◆ **Problem**: Keep the pictures out of the copy and repeat the records exactly.

◆ **Record extracts**:
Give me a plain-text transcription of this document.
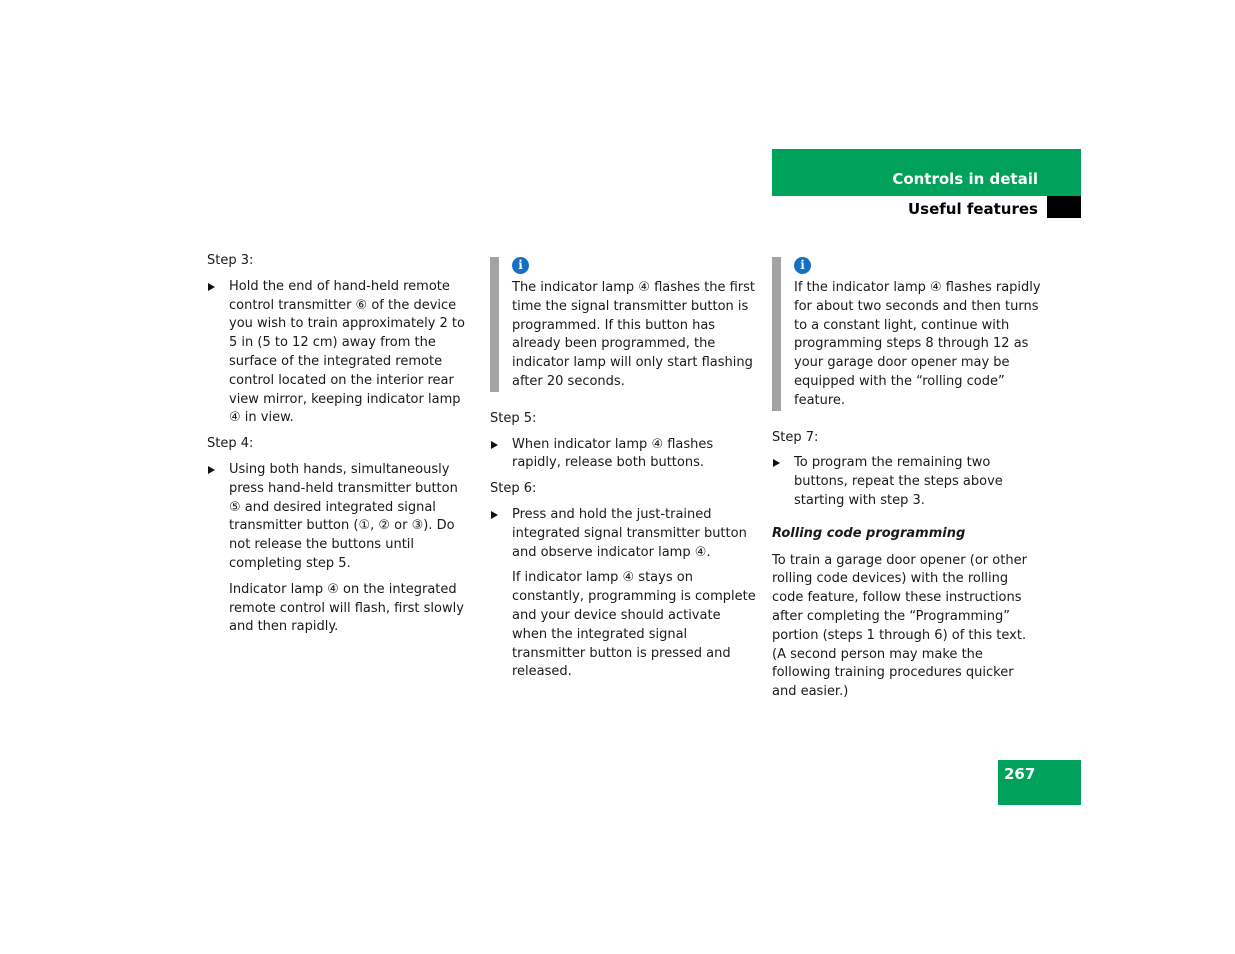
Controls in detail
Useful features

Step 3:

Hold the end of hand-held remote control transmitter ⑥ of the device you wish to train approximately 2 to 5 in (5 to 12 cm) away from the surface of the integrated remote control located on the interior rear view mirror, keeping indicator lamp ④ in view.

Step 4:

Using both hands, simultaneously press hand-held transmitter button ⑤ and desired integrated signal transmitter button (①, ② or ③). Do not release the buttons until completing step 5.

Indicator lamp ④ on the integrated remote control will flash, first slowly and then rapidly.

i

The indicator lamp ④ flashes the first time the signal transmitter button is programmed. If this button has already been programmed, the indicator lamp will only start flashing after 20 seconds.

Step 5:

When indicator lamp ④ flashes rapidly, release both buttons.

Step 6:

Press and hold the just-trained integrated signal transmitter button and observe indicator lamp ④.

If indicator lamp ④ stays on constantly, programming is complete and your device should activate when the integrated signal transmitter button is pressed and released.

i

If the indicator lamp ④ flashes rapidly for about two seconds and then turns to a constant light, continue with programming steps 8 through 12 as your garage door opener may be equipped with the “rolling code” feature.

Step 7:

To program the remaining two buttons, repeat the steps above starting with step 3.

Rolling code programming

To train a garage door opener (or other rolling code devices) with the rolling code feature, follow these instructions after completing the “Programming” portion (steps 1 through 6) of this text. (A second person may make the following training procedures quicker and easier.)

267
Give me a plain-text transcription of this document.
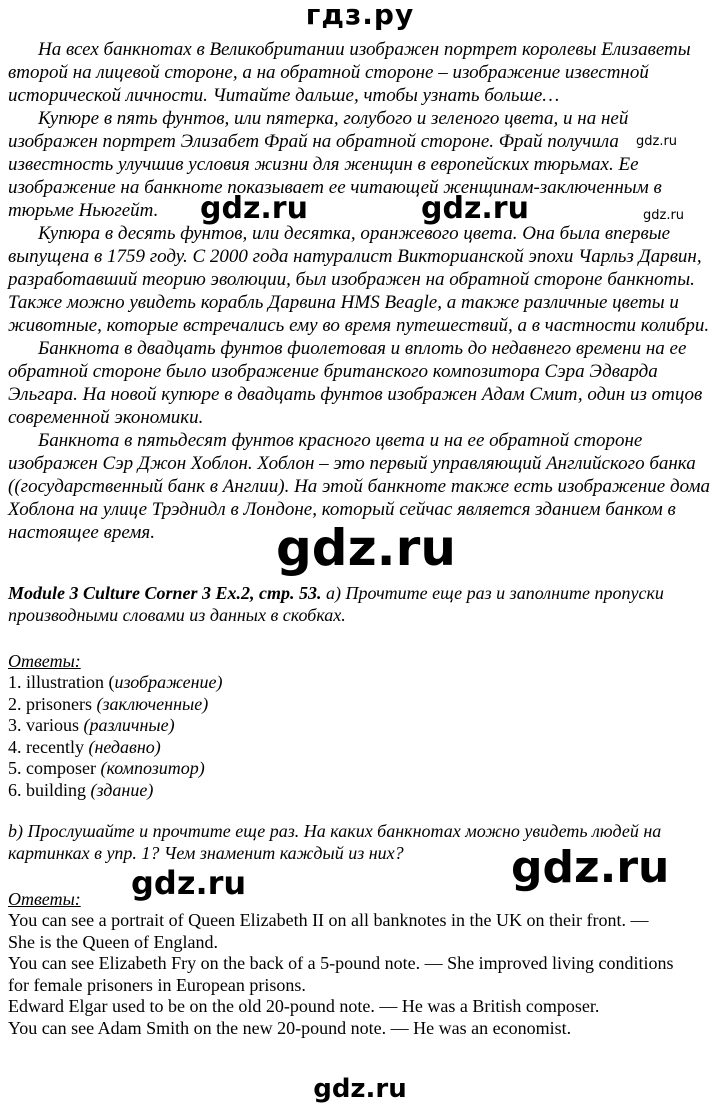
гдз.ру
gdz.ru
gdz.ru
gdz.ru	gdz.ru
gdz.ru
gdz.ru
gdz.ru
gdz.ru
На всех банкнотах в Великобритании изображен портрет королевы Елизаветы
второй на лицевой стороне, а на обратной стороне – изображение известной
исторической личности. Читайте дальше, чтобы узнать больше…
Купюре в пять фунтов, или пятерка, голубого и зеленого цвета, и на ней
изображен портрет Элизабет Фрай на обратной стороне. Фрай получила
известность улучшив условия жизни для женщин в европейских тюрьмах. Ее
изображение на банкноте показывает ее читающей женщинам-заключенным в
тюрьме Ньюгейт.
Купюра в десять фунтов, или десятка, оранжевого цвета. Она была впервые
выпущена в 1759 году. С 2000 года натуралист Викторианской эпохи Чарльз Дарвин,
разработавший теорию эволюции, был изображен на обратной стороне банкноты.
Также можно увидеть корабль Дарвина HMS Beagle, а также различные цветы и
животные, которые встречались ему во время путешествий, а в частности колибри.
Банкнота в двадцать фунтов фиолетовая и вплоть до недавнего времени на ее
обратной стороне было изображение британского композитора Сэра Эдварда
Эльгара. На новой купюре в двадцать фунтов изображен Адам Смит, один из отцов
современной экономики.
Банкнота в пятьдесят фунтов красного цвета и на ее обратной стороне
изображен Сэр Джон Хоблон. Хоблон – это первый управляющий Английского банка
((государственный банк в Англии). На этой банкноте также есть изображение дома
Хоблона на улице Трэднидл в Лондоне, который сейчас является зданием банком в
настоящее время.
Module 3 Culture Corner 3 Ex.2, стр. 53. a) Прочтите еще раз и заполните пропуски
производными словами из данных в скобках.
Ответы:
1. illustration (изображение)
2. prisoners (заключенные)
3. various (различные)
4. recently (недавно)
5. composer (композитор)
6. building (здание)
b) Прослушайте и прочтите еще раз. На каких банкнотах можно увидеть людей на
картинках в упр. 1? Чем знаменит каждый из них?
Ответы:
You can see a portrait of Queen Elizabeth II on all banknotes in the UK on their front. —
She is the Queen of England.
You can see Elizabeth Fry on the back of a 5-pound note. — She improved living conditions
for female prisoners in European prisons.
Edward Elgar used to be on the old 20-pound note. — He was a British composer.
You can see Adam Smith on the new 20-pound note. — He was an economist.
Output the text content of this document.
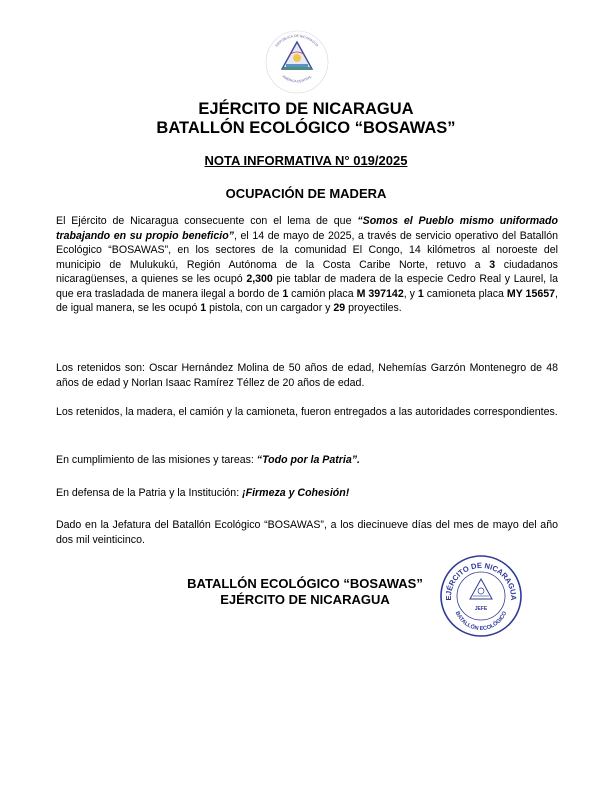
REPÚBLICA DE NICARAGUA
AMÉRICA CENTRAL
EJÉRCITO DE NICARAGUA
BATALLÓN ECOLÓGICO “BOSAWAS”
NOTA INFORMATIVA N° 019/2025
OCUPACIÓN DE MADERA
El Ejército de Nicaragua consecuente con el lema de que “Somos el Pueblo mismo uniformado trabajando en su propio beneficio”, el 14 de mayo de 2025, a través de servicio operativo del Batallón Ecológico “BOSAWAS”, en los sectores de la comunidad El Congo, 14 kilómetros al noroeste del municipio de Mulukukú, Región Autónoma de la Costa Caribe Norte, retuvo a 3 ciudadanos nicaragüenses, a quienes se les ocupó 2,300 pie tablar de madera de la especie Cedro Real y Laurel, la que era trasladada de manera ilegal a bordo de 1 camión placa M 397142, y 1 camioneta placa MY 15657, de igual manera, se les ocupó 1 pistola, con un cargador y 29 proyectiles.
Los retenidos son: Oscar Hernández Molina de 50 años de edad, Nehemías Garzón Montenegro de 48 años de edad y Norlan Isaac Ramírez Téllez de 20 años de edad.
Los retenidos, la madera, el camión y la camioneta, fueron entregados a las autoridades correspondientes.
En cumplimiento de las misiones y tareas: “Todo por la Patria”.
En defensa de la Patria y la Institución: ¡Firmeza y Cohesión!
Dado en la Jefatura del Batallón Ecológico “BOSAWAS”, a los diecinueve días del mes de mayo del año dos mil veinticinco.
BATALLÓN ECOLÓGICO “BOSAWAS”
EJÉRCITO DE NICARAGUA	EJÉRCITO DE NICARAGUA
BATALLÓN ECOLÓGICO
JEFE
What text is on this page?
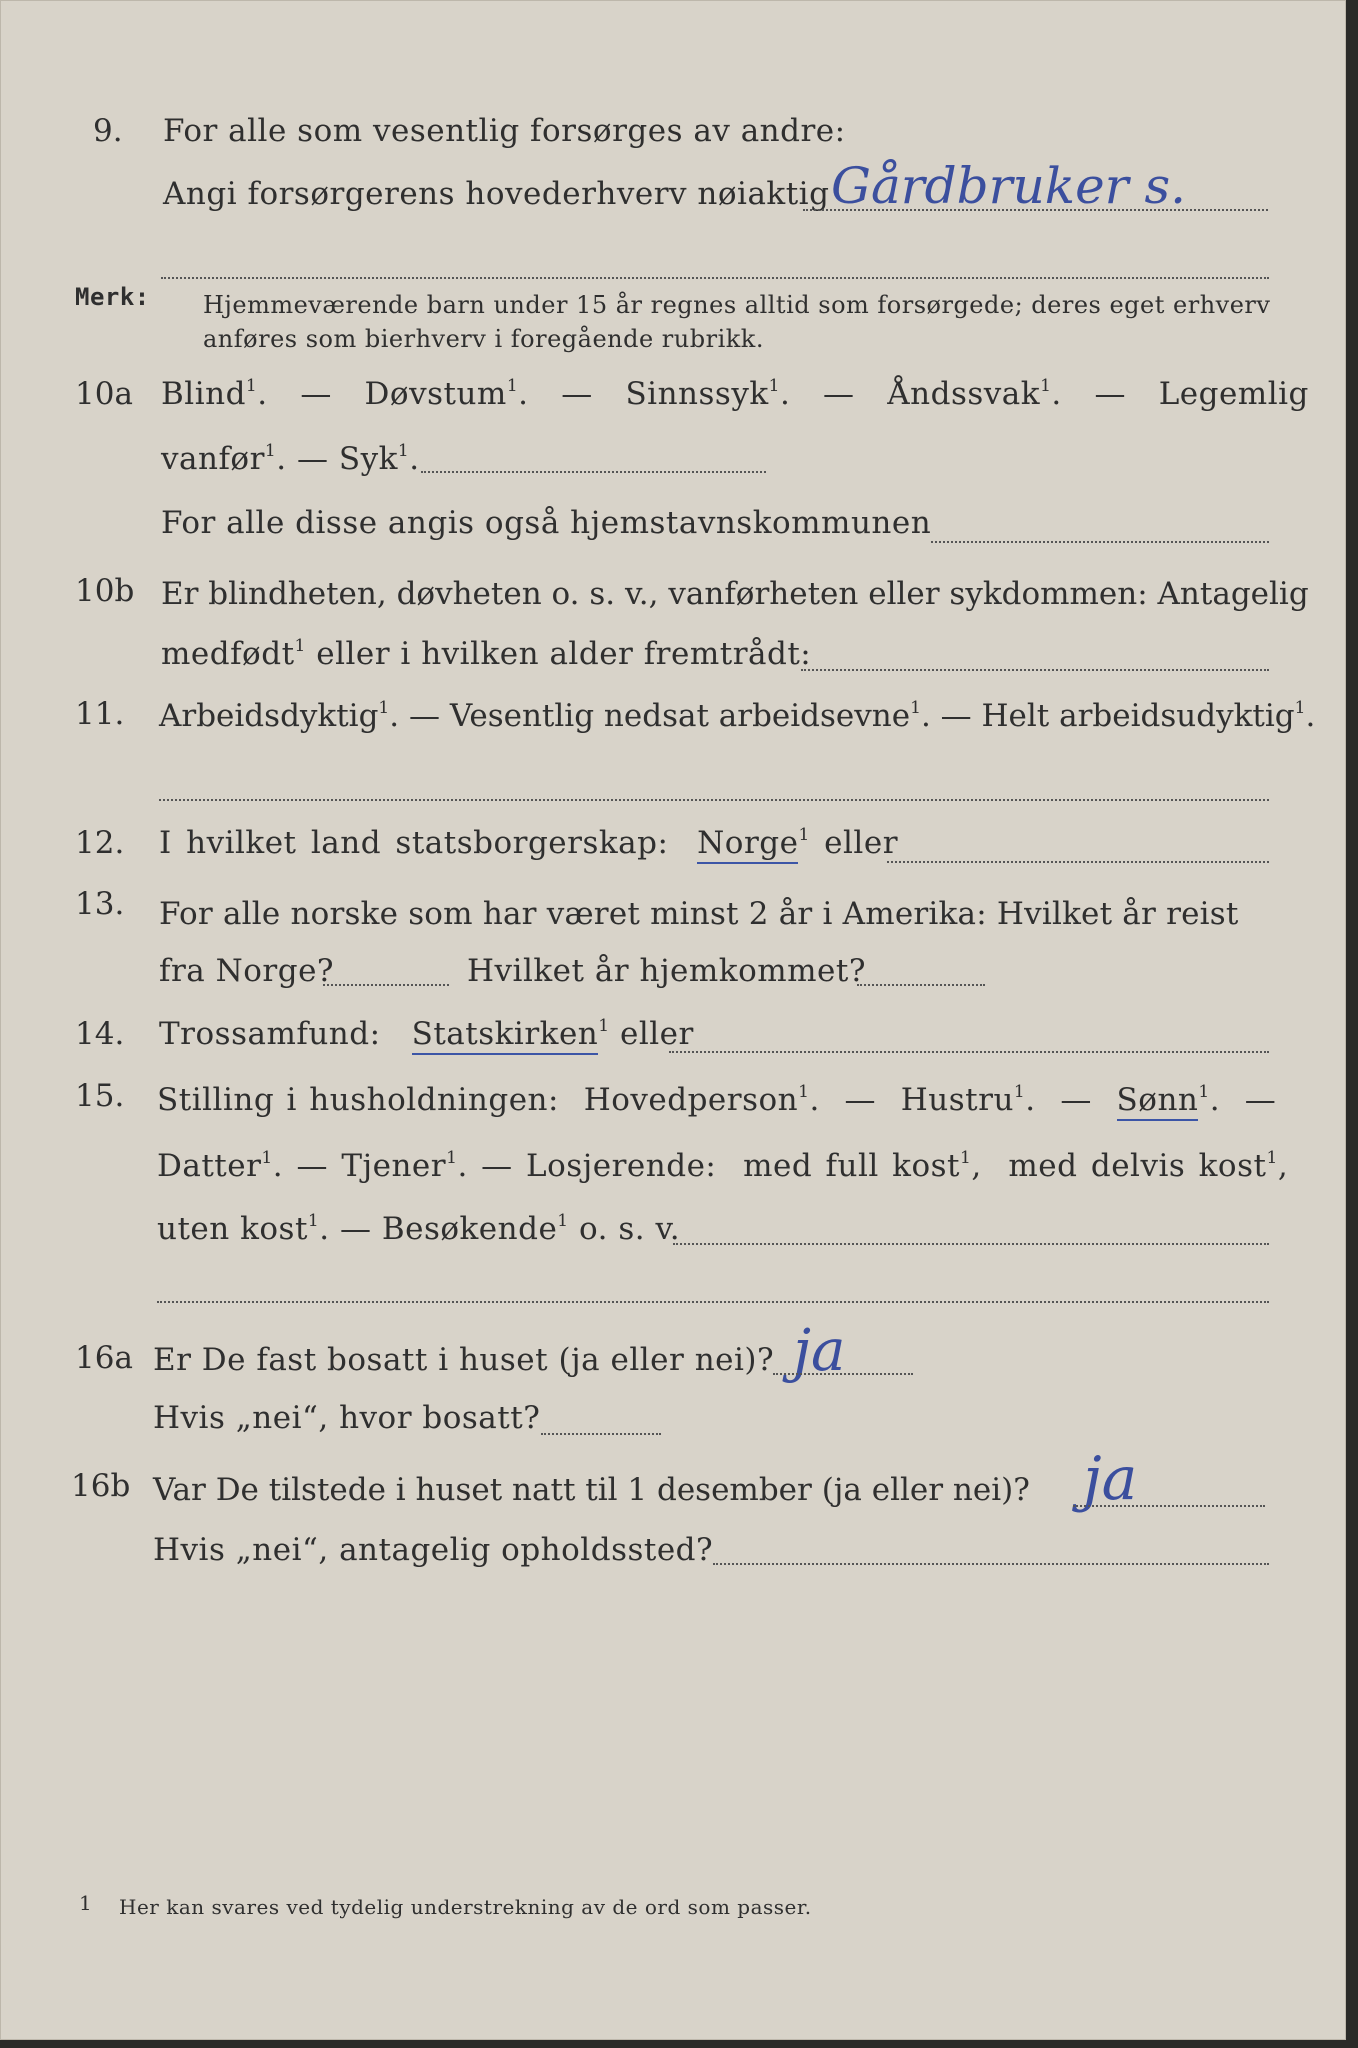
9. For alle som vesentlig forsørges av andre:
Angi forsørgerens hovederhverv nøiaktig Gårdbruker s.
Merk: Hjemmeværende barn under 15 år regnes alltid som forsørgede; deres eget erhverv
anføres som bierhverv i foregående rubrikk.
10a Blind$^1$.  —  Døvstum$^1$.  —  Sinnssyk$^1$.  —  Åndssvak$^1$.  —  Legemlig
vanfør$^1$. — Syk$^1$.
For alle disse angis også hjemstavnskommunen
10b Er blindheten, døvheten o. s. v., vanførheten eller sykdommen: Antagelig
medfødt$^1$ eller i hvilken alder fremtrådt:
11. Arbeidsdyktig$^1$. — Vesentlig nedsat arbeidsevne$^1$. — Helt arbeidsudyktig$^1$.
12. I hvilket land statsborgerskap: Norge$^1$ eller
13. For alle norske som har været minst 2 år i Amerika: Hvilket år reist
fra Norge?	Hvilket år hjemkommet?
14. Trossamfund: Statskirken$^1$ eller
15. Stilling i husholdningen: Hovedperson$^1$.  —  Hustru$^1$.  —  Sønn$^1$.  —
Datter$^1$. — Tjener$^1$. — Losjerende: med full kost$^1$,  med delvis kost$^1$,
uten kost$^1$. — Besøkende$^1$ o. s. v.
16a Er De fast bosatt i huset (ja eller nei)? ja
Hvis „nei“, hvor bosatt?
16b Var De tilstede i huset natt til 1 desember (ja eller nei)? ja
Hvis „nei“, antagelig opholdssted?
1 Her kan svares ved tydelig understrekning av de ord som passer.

◆ **Completed task**:
Give me a plain-text transcription of this document.
Controls in detail
Useful features

Step 3:

Hold the end of hand-held remote control transmitter ⑥ of the device you wish to train approximately 2 to 5 in (5 to 12 cm) away from the surface of the integrated remote control located on the interior rear view mirror, keeping indicator lamp ④ in view.

Step 4:

Using both hands, simultaneously press hand-held transmitter button ⑤ and desired integrated signal transmitter button (①, ② or ③). Do not release the buttons until completing step 5.

Indicator lamp ④ on the integrated remote control will flash, first slowly and then rapidly.

i

The indicator lamp ④ flashes the first time the signal transmitter button is programmed. If this button has already been programmed, the indicator lamp will only start flashing after 20 seconds.

Step 5:

When indicator lamp ④ flashes rapidly, release both buttons.

Step 6:

Press and hold the just-trained integrated signal transmitter button and observe indicator lamp ④.

If indicator lamp ④ stays on constantly, programming is complete and your device should activate when the integrated signal transmitter button is pressed and released.

i

If the indicator lamp ④ flashes rapidly for about two seconds and then turns to a constant light, continue with programming steps 8 through 12 as your garage door opener may be equipped with the “rolling code” feature.

Step 7:

To program the remaining two buttons, repeat the steps above starting with step 3.

Rolling code programming

To train a garage door opener (or other rolling code devices) with the rolling code feature, follow these instructions after completing the “Programming” portion (steps 1 through 6) of this text. (A second person may make the following training procedures quicker and easier.)

267
Give me a plain-text transcription of this document.
гдз.ру
gdz.ru
gdz.ru
gdz.ru	gdz.ru
gdz.ru
gdz.ru
gdz.ru
gdz.ru
На всех банкнотах в Великобритании изображен портрет королевы Елизаветы
второй на лицевой стороне, а на обратной стороне – изображение известной
исторической личности. Читайте дальше, чтобы узнать больше…
Купюре в пять фунтов, или пятерка, голубого и зеленого цвета, и на ней
изображен портрет Элизабет Фрай на обратной стороне. Фрай получила
известность улучшив условия жизни для женщин в европейских тюрьмах. Ее
изображение на банкноте показывает ее читающей женщинам-заключенным в
тюрьме Ньюгейт.
Купюра в десять фунтов, или десятка, оранжевого цвета. Она была впервые
выпущена в 1759 году. С 2000 года натуралист Викторианской эпохи Чарльз Дарвин,
разработавший теорию эволюции, был изображен на обратной стороне банкноты.
Также можно увидеть корабль Дарвина HMS Beagle, а также различные цветы и
животные, которые встречались ему во время путешествий, а в частности колибри.
Банкнота в двадцать фунтов фиолетовая и вплоть до недавнего времени на ее
обратной стороне было изображение британского композитора Сэра Эдварда
Эльгара. На новой купюре в двадцать фунтов изображен Адам Смит, один из отцов
современной экономики.
Банкнота в пятьдесят фунтов красного цвета и на ее обратной стороне
изображен Сэр Джон Хоблон. Хоблон – это первый управляющий Английского банка
((государственный банк в Англии). На этой банкноте также есть изображение дома
Хоблона на улице Трэднидл в Лондоне, который сейчас является зданием банком в
настоящее время.
Module 3 Culture Corner 3 Ex.2, стр. 53. a) Прочтите еще раз и заполните пропуски
производными словами из данных в скобках.
Ответы:
1. illustration (изображение)
2. prisoners (заключенные)
3. various (различные)
4. recently (недавно)
5. composer (композитор)
6. building (здание)
b) Прослушайте и прочтите еще раз. На каких банкнотах можно увидеть людей на
картинках в упр. 1? Чем знаменит каждый из них?
Ответы:
You can see a portrait of Queen Elizabeth II on all banknotes in the UK on their front. —
She is the Queen of England.
You can see Elizabeth Fry on the back of a 5-pound note. — She improved living conditions
for female prisoners in European prisons.
Edward Elgar used to be on the old 20-pound note. — He was a British composer.
You can see Adam Smith on the new 20-pound note. — He was an economist.
Output the text content of this document.
REPÚBLICA DE NICARAGUA
AMÉRICA CENTRAL
EJÉRCITO DE NICARAGUA
BATALLÓN ECOLÓGICO “BOSAWAS”
NOTA INFORMATIVA N° 019/2025
OCUPACIÓN DE MADERA
El Ejército de Nicaragua consecuente con el lema de que “Somos el Pueblo mismo uniformado trabajando en su propio beneficio”, el 14 de mayo de 2025, a través de servicio operativo del Batallón Ecológico “BOSAWAS”, en los sectores de la comunidad El Congo, 14 kilómetros al noroeste del municipio de Mulukukú, Región Autónoma de la Costa Caribe Norte, retuvo a 3 ciudadanos nicaragüenses, a quienes se les ocupó 2,300 pie tablar de madera de la especie Cedro Real y Laurel, la que era trasladada de manera ilegal a bordo de 1 camión placa M 397142, y 1 camioneta placa MY 15657, de igual manera, se les ocupó 1 pistola, con un cargador y 29 proyectiles.
Los retenidos son: Oscar Hernández Molina de 50 años de edad, Nehemías Garzón Montenegro de 48 años de edad y Norlan Isaac Ramírez Téllez de 20 años de edad.
Los retenidos, la madera, el camión y la camioneta, fueron entregados a las autoridades correspondientes.
En cumplimiento de las misiones y tareas: “Todo por la Patria”.
En defensa de la Patria y la Institución: ¡Firmeza y Cohesión!
Dado en la Jefatura del Batallón Ecológico “BOSAWAS”, a los diecinueve días del mes de mayo del año dos mil veinticinco.
BATALLÓN ECOLÓGICO “BOSAWAS”
EJÉRCITO DE NICARAGUA	EJÉRCITO DE NICARAGUA
BATALLÓN ECOLÓGICO
JEFE
What text is on this page?
9. For alle som vesentlig forsørges av andre:
Angi forsørgerens hovederhverv nøiaktig Gårdbruker s.
Merk: Hjemmeværende barn under 15 år regnes alltid som forsørgede; deres eget erhverv
anføres som bierhverv i foregående rubrikk.
10a Blind$^1$.  —  Døvstum$^1$.  —  Sinnssyk$^1$.  —  Åndssvak$^1$.  —  Legemlig
vanfør$^1$. — Syk$^1$.
For alle disse angis også hjemstavnskommunen
10b Er blindheten, døvheten o. s. v., vanførheten eller sykdommen: Antagelig
medfødt$^1$ eller i hvilken alder fremtrådt:
11. Arbeidsdyktig$^1$. — Vesentlig nedsat arbeidsevne$^1$. — Helt arbeidsudyktig$^1$.
12. I hvilket land statsborgerskap: Norge$^1$ eller
13. For alle norske som har været minst 2 år i Amerika: Hvilket år reist
fra Norge?	Hvilket år hjemkommet?
14. Trossamfund: Statskirken$^1$ eller
15. Stilling i husholdningen: Hovedperson$^1$.  —  Hustru$^1$.  —  Sønn$^1$.  —
Datter$^1$. — Tjener$^1$. — Losjerende: med full kost$^1$,  med delvis kost$^1$,
uten kost$^1$. — Besøkende$^1$ o. s. v.
16a Er De fast bosatt i huset (ja eller nei)? ja
Hvis „nei“, hvor bosatt?
16b Var De tilstede i huset natt til 1 desember (ja eller nei)? ja
Hvis „nei“, antagelig opholdssted?
1 Her kan svares ved tydelig understrekning av de ord som passer.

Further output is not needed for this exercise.